= STATED GOAL =
Print out each record below, unaltered and complete, without its images.

********

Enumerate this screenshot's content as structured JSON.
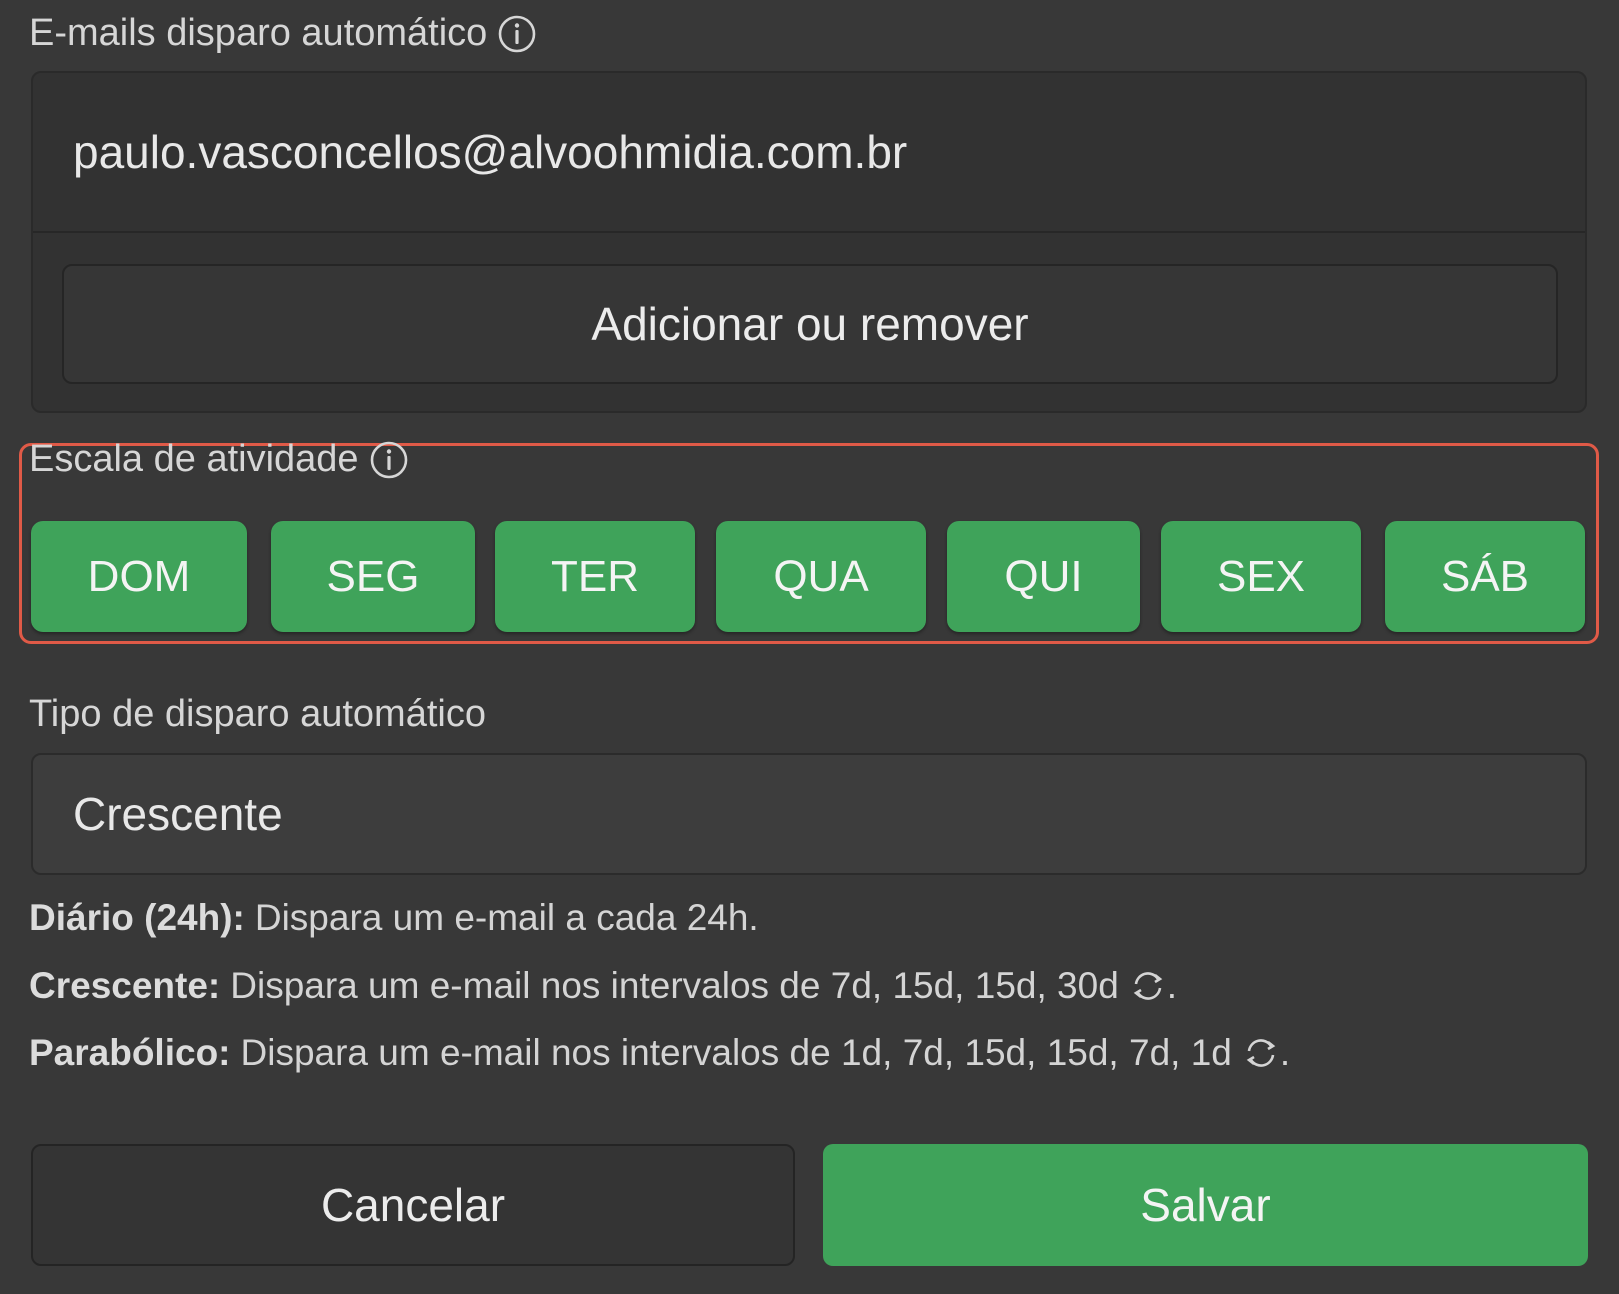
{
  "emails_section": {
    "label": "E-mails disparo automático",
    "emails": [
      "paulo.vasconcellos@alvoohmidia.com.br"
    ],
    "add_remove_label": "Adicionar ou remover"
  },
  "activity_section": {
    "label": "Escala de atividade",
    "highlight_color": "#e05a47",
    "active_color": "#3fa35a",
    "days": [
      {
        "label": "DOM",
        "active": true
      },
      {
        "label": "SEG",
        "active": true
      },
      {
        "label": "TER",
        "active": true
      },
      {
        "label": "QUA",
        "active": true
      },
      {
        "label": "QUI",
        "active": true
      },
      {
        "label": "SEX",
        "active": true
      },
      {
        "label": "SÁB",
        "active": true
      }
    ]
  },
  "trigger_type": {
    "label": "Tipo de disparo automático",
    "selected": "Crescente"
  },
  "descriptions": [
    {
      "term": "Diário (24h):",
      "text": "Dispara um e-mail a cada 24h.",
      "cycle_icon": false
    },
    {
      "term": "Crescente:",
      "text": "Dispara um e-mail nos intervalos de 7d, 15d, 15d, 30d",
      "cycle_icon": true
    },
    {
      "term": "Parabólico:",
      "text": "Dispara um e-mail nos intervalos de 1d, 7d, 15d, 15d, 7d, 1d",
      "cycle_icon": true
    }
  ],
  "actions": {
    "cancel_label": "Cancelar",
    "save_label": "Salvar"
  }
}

********

= TASK RESPONSE =
Enumerate this screenshot's content as structured JSON.
{
  "emails_section": {
    "label": "E-mails disparo automático",
    "emails": [
      "paulo.vasconcellos@alvoohmidia.com.br"
    ],
    "add_remove_label": "Adicionar ou remover"
  },
  "activity_section": {
    "label": "Escala de atividade",
    "highlight_color": "#e05a47",
    "active_color": "#3fa35a",
    "days": [
      {
        "label": "DOM",
        "active": true
      },
      {
        "label": "SEG",
        "active": true
      },
      {
        "label": "TER",
        "active": true
      },
      {
        "label": "QUA",
        "active": true
      },
      {
        "label": "QUI",
        "active": true
      },
      {
        "label": "SEX",
        "active": true
      },
      {
        "label": "SÁB",
        "active": true
      }
    ]
  },
  "trigger_type": {
    "label": "Tipo de disparo automático",
    "selected": "Crescente"
  },
  "descriptions": [
    {
      "term": "Diário (24h):",
      "text": "Dispara um e-mail a cada 24h.",
      "cycle_icon": false
    },
    {
      "term": "Crescente:",
      "text": "Dispara um e-mail nos intervalos de 7d, 15d, 15d, 30d",
      "cycle_icon": true
    },
    {
      "term": "Parabólico:",
      "text": "Dispara um e-mail nos intervalos de 1d, 7d, 15d, 15d, 7d, 1d",
      "cycle_icon": true
    }
  ],
  "actions": {
    "cancel_label": "Cancelar",
    "save_label": "Salvar"
  }
}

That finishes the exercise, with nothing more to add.